_TASK TO COMPLETE_. Go through the material and pull out every line with the string "name" in it.

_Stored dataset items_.
begin

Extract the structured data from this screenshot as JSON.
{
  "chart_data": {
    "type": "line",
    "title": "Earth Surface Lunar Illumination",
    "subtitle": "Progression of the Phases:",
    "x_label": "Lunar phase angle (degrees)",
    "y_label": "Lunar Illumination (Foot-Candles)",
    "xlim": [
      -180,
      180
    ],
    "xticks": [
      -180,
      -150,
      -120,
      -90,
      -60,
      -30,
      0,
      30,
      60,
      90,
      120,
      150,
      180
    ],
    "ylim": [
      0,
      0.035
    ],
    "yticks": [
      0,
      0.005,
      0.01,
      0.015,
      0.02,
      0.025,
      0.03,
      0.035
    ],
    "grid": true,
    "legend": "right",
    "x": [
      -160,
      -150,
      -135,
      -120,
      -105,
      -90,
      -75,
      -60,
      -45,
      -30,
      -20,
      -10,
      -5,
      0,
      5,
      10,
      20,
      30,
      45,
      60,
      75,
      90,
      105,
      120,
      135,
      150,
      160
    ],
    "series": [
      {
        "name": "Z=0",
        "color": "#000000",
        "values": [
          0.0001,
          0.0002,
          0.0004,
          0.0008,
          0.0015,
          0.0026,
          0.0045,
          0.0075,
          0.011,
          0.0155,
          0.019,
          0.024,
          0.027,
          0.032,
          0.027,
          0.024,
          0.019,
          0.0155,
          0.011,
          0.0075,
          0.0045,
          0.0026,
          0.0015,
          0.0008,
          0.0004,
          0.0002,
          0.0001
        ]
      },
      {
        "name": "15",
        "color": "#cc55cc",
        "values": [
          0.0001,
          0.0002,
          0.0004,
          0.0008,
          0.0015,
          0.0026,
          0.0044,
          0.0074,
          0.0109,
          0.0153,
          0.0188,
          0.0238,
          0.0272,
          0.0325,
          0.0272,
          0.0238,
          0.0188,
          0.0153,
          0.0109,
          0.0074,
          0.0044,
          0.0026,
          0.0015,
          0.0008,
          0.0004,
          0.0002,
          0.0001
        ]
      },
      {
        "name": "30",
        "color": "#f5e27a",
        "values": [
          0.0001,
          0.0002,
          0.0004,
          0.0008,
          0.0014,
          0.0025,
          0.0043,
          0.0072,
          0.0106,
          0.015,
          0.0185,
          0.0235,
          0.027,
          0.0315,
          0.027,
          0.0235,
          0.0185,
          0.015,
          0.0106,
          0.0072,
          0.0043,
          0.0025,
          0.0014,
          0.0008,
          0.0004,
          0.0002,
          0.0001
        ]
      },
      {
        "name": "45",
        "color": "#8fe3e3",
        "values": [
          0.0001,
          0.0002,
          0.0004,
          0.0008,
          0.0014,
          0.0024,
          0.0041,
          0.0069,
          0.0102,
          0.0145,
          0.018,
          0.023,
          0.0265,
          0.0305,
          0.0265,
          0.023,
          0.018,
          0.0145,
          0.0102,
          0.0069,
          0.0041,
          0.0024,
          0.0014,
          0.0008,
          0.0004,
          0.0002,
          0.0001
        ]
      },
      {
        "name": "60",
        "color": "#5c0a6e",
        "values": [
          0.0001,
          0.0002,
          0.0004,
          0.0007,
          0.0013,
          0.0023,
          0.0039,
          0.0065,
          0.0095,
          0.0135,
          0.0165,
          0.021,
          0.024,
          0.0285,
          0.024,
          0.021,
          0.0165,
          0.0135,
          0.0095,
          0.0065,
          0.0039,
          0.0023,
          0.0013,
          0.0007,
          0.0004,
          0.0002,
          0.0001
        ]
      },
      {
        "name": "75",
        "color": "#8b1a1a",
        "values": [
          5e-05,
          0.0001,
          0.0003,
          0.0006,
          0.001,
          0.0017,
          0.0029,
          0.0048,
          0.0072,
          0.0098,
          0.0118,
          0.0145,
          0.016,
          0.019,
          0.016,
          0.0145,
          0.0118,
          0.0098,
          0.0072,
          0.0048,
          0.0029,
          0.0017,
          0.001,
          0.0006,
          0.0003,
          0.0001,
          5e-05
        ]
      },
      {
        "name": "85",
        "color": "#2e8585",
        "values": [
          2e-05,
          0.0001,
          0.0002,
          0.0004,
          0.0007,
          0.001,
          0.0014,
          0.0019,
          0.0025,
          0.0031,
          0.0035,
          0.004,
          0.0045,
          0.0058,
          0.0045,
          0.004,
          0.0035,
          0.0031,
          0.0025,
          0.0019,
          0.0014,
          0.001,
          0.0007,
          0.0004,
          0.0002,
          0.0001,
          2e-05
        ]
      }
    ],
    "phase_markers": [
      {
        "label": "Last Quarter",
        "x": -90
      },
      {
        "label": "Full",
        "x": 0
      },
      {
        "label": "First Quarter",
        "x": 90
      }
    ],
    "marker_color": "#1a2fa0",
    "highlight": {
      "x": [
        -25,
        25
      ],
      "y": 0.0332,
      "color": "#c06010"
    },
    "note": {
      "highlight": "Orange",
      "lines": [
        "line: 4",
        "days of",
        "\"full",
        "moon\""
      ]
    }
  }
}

end

_COMPLETE RESPONSE_.
        "name": "Z=0",
        "name": "15",
        "name": "30",
        "name": "45",
        "name": "60",
        "name": "75",
        "name": "85",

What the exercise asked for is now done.